> REQUEST
Exact repetition is required: output every record in full.

## start EXCERPTED DATA

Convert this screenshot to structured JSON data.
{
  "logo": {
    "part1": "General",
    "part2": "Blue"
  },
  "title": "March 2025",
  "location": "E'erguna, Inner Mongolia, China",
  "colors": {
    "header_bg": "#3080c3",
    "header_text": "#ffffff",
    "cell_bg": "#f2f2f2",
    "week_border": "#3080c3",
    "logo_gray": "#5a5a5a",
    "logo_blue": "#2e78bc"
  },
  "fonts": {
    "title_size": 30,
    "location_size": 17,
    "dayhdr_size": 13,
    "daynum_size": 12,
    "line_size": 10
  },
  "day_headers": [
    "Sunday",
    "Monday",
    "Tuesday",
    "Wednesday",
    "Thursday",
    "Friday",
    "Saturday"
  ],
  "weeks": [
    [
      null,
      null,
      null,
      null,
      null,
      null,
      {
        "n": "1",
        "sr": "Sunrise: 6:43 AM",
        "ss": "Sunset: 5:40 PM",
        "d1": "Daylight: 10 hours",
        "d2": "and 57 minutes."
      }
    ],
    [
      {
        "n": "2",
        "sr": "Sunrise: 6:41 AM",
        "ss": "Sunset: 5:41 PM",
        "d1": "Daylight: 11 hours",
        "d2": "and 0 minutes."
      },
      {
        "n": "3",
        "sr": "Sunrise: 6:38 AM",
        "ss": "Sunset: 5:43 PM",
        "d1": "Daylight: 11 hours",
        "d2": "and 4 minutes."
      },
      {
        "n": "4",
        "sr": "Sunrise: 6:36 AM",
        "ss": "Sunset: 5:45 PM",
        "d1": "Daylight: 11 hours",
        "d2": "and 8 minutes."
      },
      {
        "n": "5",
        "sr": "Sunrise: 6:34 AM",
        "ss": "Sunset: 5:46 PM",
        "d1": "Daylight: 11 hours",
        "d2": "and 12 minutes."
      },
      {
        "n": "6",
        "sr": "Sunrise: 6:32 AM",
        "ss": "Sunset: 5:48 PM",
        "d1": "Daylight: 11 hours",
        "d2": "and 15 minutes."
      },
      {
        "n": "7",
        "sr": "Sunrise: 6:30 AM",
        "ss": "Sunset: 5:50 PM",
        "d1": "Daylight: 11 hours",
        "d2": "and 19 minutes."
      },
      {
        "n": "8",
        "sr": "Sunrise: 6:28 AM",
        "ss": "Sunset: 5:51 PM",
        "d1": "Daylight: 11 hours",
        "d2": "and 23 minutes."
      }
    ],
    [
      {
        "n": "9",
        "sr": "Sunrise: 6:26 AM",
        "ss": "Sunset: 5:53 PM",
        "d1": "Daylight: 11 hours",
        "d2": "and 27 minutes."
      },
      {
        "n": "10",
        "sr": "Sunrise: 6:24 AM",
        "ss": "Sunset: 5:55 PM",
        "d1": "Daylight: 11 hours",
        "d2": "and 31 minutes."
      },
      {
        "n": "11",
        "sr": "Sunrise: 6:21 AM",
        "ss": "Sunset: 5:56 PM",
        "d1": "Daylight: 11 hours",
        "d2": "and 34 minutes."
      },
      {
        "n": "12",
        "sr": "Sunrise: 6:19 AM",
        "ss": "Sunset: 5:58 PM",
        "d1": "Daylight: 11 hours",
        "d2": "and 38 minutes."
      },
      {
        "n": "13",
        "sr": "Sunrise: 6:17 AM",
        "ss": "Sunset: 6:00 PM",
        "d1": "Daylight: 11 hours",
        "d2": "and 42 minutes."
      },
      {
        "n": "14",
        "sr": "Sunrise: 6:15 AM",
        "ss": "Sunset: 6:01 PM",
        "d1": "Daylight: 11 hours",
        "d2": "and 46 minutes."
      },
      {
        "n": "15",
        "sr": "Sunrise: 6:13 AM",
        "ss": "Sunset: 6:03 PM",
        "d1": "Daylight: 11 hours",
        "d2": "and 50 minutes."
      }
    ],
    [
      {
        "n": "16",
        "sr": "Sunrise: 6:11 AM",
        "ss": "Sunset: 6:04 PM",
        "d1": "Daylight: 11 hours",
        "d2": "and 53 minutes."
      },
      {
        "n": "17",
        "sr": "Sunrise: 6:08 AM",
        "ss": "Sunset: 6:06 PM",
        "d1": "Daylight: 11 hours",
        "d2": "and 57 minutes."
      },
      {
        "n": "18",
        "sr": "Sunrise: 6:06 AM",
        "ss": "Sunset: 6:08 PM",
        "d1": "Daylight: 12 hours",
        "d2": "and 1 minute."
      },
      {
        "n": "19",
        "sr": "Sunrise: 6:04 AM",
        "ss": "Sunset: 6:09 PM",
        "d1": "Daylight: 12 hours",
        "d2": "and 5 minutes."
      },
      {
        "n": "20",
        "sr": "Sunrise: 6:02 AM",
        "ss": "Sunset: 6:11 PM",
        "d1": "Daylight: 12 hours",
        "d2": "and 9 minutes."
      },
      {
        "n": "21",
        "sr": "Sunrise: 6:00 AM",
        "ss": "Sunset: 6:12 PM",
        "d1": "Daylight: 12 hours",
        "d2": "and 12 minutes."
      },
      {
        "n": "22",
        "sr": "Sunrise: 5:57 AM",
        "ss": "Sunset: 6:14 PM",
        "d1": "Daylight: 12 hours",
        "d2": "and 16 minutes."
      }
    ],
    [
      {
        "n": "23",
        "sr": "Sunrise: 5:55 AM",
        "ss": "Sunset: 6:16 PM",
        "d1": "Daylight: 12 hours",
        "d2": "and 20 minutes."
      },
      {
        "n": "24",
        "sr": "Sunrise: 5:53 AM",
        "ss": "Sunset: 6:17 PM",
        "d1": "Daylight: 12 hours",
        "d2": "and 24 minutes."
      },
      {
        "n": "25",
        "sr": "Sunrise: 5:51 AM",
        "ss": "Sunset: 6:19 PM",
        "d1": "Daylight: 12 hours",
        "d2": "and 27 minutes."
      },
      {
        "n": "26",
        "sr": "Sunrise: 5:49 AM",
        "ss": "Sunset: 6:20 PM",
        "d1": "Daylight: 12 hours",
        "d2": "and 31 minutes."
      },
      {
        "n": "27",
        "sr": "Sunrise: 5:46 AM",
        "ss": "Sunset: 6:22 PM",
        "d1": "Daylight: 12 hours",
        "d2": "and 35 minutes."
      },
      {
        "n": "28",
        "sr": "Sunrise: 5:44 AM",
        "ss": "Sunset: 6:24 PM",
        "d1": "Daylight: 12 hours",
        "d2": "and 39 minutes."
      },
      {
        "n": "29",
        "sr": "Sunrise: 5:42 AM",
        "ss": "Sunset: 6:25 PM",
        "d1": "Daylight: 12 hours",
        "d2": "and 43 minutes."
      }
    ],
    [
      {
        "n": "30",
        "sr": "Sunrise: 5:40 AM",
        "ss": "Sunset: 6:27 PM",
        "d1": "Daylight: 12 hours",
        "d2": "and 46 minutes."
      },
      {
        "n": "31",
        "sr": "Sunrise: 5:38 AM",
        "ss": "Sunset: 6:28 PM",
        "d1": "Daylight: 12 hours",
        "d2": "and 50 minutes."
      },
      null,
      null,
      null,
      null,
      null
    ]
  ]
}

## end EXCERPTED DATA

> ANSWER TO THE TASK
Convert this screenshot to structured JSON data.
{
  "logo": {
    "part1": "General",
    "part2": "Blue"
  },
  "title": "March 2025",
  "location": "E'erguna, Inner Mongolia, China",
  "colors": {
    "header_bg": "#3080c3",
    "header_text": "#ffffff",
    "cell_bg": "#f2f2f2",
    "week_border": "#3080c3",
    "logo_gray": "#5a5a5a",
    "logo_blue": "#2e78bc"
  },
  "fonts": {
    "title_size": 30,
    "location_size": 17,
    "dayhdr_size": 13,
    "daynum_size": 12,
    "line_size": 10
  },
  "day_headers": [
    "Sunday",
    "Monday",
    "Tuesday",
    "Wednesday",
    "Thursday",
    "Friday",
    "Saturday"
  ],
  "weeks": [
    [
      null,
      null,
      null,
      null,
      null,
      null,
      {
        "n": "1",
        "sr": "Sunrise: 6:43 AM",
        "ss": "Sunset: 5:40 PM",
        "d1": "Daylight: 10 hours",
        "d2": "and 57 minutes."
      }
    ],
    [
      {
        "n": "2",
        "sr": "Sunrise: 6:41 AM",
        "ss": "Sunset: 5:41 PM",
        "d1": "Daylight: 11 hours",
        "d2": "and 0 minutes."
      },
      {
        "n": "3",
        "sr": "Sunrise: 6:38 AM",
        "ss": "Sunset: 5:43 PM",
        "d1": "Daylight: 11 hours",
        "d2": "and 4 minutes."
      },
      {
        "n": "4",
        "sr": "Sunrise: 6:36 AM",
        "ss": "Sunset: 5:45 PM",
        "d1": "Daylight: 11 hours",
        "d2": "and 8 minutes."
      },
      {
        "n": "5",
        "sr": "Sunrise: 6:34 AM",
        "ss": "Sunset: 5:46 PM",
        "d1": "Daylight: 11 hours",
        "d2": "and 12 minutes."
      },
      {
        "n": "6",
        "sr": "Sunrise: 6:32 AM",
        "ss": "Sunset: 5:48 PM",
        "d1": "Daylight: 11 hours",
        "d2": "and 15 minutes."
      },
      {
        "n": "7",
        "sr": "Sunrise: 6:30 AM",
        "ss": "Sunset: 5:50 PM",
        "d1": "Daylight: 11 hours",
        "d2": "and 19 minutes."
      },
      {
        "n": "8",
        "sr": "Sunrise: 6:28 AM",
        "ss": "Sunset: 5:51 PM",
        "d1": "Daylight: 11 hours",
        "d2": "and 23 minutes."
      }
    ],
    [
      {
        "n": "9",
        "sr": "Sunrise: 6:26 AM",
        "ss": "Sunset: 5:53 PM",
        "d1": "Daylight: 11 hours",
        "d2": "and 27 minutes."
      },
      {
        "n": "10",
        "sr": "Sunrise: 6:24 AM",
        "ss": "Sunset: 5:55 PM",
        "d1": "Daylight: 11 hours",
        "d2": "and 31 minutes."
      },
      {
        "n": "11",
        "sr": "Sunrise: 6:21 AM",
        "ss": "Sunset: 5:56 PM",
        "d1": "Daylight: 11 hours",
        "d2": "and 34 minutes."
      },
      {
        "n": "12",
        "sr": "Sunrise: 6:19 AM",
        "ss": "Sunset: 5:58 PM",
        "d1": "Daylight: 11 hours",
        "d2": "and 38 minutes."
      },
      {
        "n": "13",
        "sr": "Sunrise: 6:17 AM",
        "ss": "Sunset: 6:00 PM",
        "d1": "Daylight: 11 hours",
        "d2": "and 42 minutes."
      },
      {
        "n": "14",
        "sr": "Sunrise: 6:15 AM",
        "ss": "Sunset: 6:01 PM",
        "d1": "Daylight: 11 hours",
        "d2": "and 46 minutes."
      },
      {
        "n": "15",
        "sr": "Sunrise: 6:13 AM",
        "ss": "Sunset: 6:03 PM",
        "d1": "Daylight: 11 hours",
        "d2": "and 50 minutes."
      }
    ],
    [
      {
        "n": "16",
        "sr": "Sunrise: 6:11 AM",
        "ss": "Sunset: 6:04 PM",
        "d1": "Daylight: 11 hours",
        "d2": "and 53 minutes."
      },
      {
        "n": "17",
        "sr": "Sunrise: 6:08 AM",
        "ss": "Sunset: 6:06 PM",
        "d1": "Daylight: 11 hours",
        "d2": "and 57 minutes."
      },
      {
        "n": "18",
        "sr": "Sunrise: 6:06 AM",
        "ss": "Sunset: 6:08 PM",
        "d1": "Daylight: 12 hours",
        "d2": "and 1 minute."
      },
      {
        "n": "19",
        "sr": "Sunrise: 6:04 AM",
        "ss": "Sunset: 6:09 PM",
        "d1": "Daylight: 12 hours",
        "d2": "and 5 minutes."
      },
      {
        "n": "20",
        "sr": "Sunrise: 6:02 AM",
        "ss": "Sunset: 6:11 PM",
        "d1": "Daylight: 12 hours",
        "d2": "and 9 minutes."
      },
      {
        "n": "21",
        "sr": "Sunrise: 6:00 AM",
        "ss": "Sunset: 6:12 PM",
        "d1": "Daylight: 12 hours",
        "d2": "and 12 minutes."
      },
      {
        "n": "22",
        "sr": "Sunrise: 5:57 AM",
        "ss": "Sunset: 6:14 PM",
        "d1": "Daylight: 12 hours",
        "d2": "and 16 minutes."
      }
    ],
    [
      {
        "n": "23",
        "sr": "Sunrise: 5:55 AM",
        "ss": "Sunset: 6:16 PM",
        "d1": "Daylight: 12 hours",
        "d2": "and 20 minutes."
      },
      {
        "n": "24",
        "sr": "Sunrise: 5:53 AM",
        "ss": "Sunset: 6:17 PM",
        "d1": "Daylight: 12 hours",
        "d2": "and 24 minutes."
      },
      {
        "n": "25",
        "sr": "Sunrise: 5:51 AM",
        "ss": "Sunset: 6:19 PM",
        "d1": "Daylight: 12 hours",
        "d2": "and 27 minutes."
      },
      {
        "n": "26",
        "sr": "Sunrise: 5:49 AM",
        "ss": "Sunset: 6:20 PM",
        "d1": "Daylight: 12 hours",
        "d2": "and 31 minutes."
      },
      {
        "n": "27",
        "sr": "Sunrise: 5:46 AM",
        "ss": "Sunset: 6:22 PM",
        "d1": "Daylight: 12 hours",
        "d2": "and 35 minutes."
      },
      {
        "n": "28",
        "sr": "Sunrise: 5:44 AM",
        "ss": "Sunset: 6:24 PM",
        "d1": "Daylight: 12 hours",
        "d2": "and 39 minutes."
      },
      {
        "n": "29",
        "sr": "Sunrise: 5:42 AM",
        "ss": "Sunset: 6:25 PM",
        "d1": "Daylight: 12 hours",
        "d2": "and 43 minutes."
      }
    ],
    [
      {
        "n": "30",
        "sr": "Sunrise: 5:40 AM",
        "ss": "Sunset: 6:27 PM",
        "d1": "Daylight: 12 hours",
        "d2": "and 46 minutes."
      },
      {
        "n": "31",
        "sr": "Sunrise: 5:38 AM",
        "ss": "Sunset: 6:28 PM",
        "d1": "Daylight: 12 hours",
        "d2": "and 50 minutes."
      },
      null,
      null,
      null,
      null,
      null
    ]
  ]
}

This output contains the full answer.